Given data ▸

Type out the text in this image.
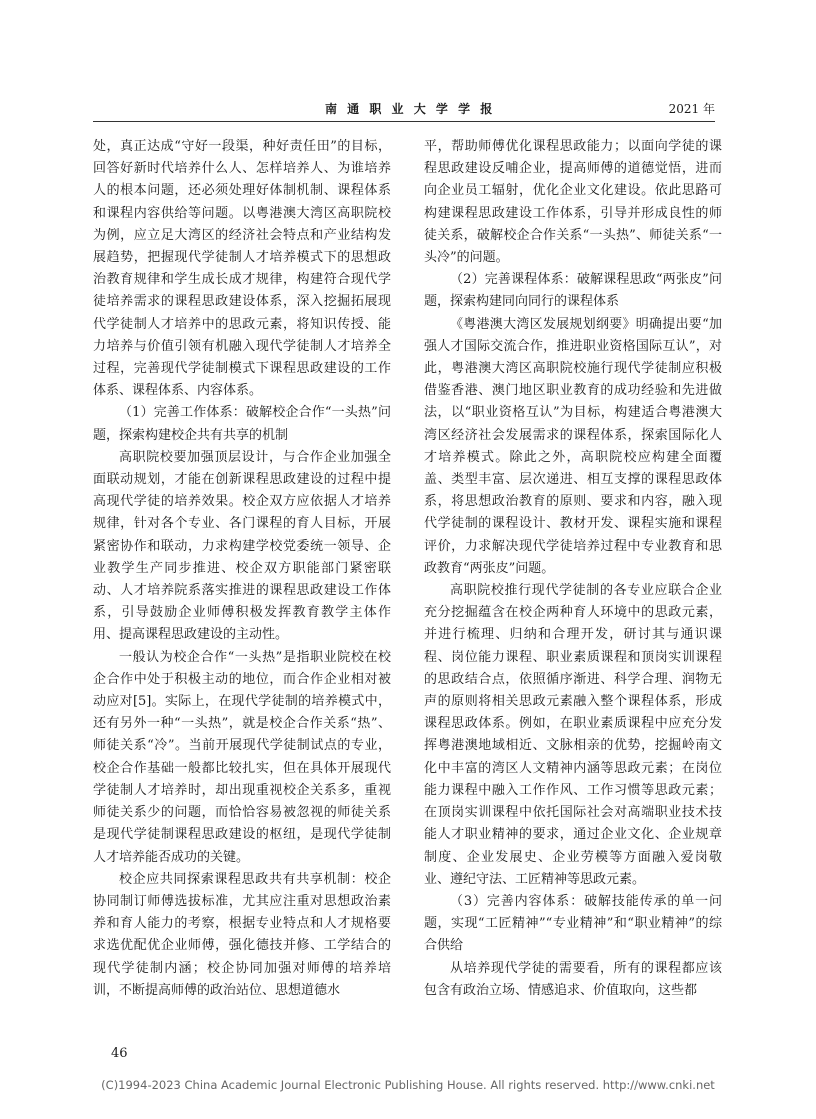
南 通 职 业 大 学 学 报	2021 年

处，真正达成“守好一段渠，种好责任田”的目标，回答好新时代培养什么人、怎样培养人、为谁培养人的根本问题，还必须处理好体制机制、课程体系和课程内容供给等问题。以粤港澳大湾区高职院校为例，应立足大湾区的经济社会特点和产业结构发展趋势，把握现代学徒制人才培养模式下的思想政治教育规律和学生成长成才规律，构建符合现代学徒培养需求的课程思政建设体系，深入挖掘拓展现代学徒制人才培养中的思政元素，将知识传授、能力培养与价值引领有机融入现代学徒制人才培养全过程，完善现代学徒制模式下课程思政建设的工作体系、课程体系、内容体系。

（1）完善工作体系：破解校企合作“一头热”问题，探索构建校企共有共享的机制

高职院校要加强顶层设计，与合作企业加强全面联动规划，才能在创新课程思政建设的过程中提高现代学徒的培养效果。校企双方应依据人才培养规律，针对各个专业、各门课程的育人目标，开展紧密协作和联动，力求构建学校党委统一领导、企业教学生产同步推进、校企双方职能部门紧密联动、人才培养院系落实推进的课程思政建设工作体系，引导鼓励企业师傅积极发挥教育教学主体作用、提高课程思政建设的主动性。

一般认为校企合作“一头热”是指职业院校在校企合作中处于积极主动的地位，而合作企业相对被动应对[5]。实际上，在现代学徒制的培养模式中，还有另外一种“一头热”，就是校企合作关系“热”、师徒关系“冷”。当前开展现代学徒制试点的专业，校企合作基础一般都比较扎实，但在具体开展现代学徒制人才培养时，却出现重视校企关系多，重视师徒关系少的问题，而恰恰容易被忽视的师徒关系是现代学徒制课程思政建设的枢纽，是现代学徒制人才培养能否成功的关键。

校企应共同探索课程思政共有共享机制：校企协同制订师傅选拔标准，尤其应注重对思想政治素养和育人能力的考察，根据专业特点和人才规格要求选优配优企业师傅，强化德技并修、工学结合的现代学徒制内涵；校企协同加强对师傅的培养培训，不断提高师傅的政治站位、思想道德水

平，帮助师傅优化课程思政能力；以面向学徒的课程思政建设反哺企业，提高师傅的道德觉悟，进而向企业员工辐射，优化企业文化建设。依此思路可构建课程思政建设工作体系，引导并形成良性的师徒关系，破解校企合作关系“一头热”、师徒关系“一头冷”的问题。

（2）完善课程体系：破解课程思政“两张皮”问题，探索构建同向同行的课程体系

《粤港澳大湾区发展规划纲要》明确提出要“加强人才国际交流合作，推进职业资格国际互认”，对此，粤港澳大湾区高职院校施行现代学徒制应积极借鉴香港、澳门地区职业教育的成功经验和先进做法，以“职业资格互认”为目标，构建适合粤港澳大湾区经济社会发展需求的课程体系，探索国际化人才培养模式。除此之外，高职院校应构建全面覆盖、类型丰富、层次递进、相互支撑的课程思政体系，将思想政治教育的原则、要求和内容，融入现代学徒制的课程设计、教材开发、课程实施和课程评价，力求解决现代学徒培养过程中专业教育和思政教育“两张皮”问题。

高职院校推行现代学徒制的各专业应联合企业充分挖掘蕴含在校企两种育人环境中的思政元素，并进行梳理、归纳和合理开发，研讨其与通识课程、岗位能力课程、职业素质课程和顶岗实训课程的思政结合点，依照循序渐进、科学合理、润物无声的原则将相关思政元素融入整个课程体系，形成课程思政体系。例如，在职业素质课程中应充分发挥粤港澳地域相近、文脉相亲的优势，挖掘岭南文化中丰富的湾区人文精神内涵等思政元素；在岗位能力课程中融入工作作风、工作习惯等思政元素；在顶岗实训课程中依托国际社会对高端职业技术技能人才职业精神的要求，通过企业文化、企业规章制度、企业发展史、企业劳模等方面融入爱岗敬业、遵纪守法、工匠精神等思政元素。

（3）完善内容体系：破解技能传承的单一问题，实现“工匠精神”“专业精神”和“职业精神”的综合供给

从培养现代学徒的需要看，所有的课程都应该包含有政治立场、情感追求、价值取向，这些都

46
(C)1994-2023 China Academic Journal Electronic Publishing House. All rights reserved. http://www.cnki.net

Required task ▸
Looking at the data above, show all lines where the word "师徒关系" occurs.

Output ▸
一般认为校企合作“一头热”是指职业院校在校企合作中处于积极主动的地位，而合作企业相对被动应对[5]。实际上，在现代学徒制的培养模式中，还有另外一种“一头热”，就是校企合作关系“热”、师徒关系“冷”。当前开展现代学徒制试点的专业，校企合作基础一般都比较扎实，但在具体开展现代学徒制人才培养时，却出现重视校企关系多，重视师徒关系少的问题，而恰恰容易被忽视的师徒关系是现代学徒制课程思政建设的枢纽，是现代学徒制人才培养能否成功的关键。
平，帮助师傅优化课程思政能力；以面向学徒的课程思政建设反哺企业，提高师傅的道德觉悟，进而向企业员工辐射，优化企业文化建设。依此思路可构建课程思政建设工作体系，引导并形成良性的师徒关系，破解校企合作关系“一头热”、师徒关系“一头冷”的问题。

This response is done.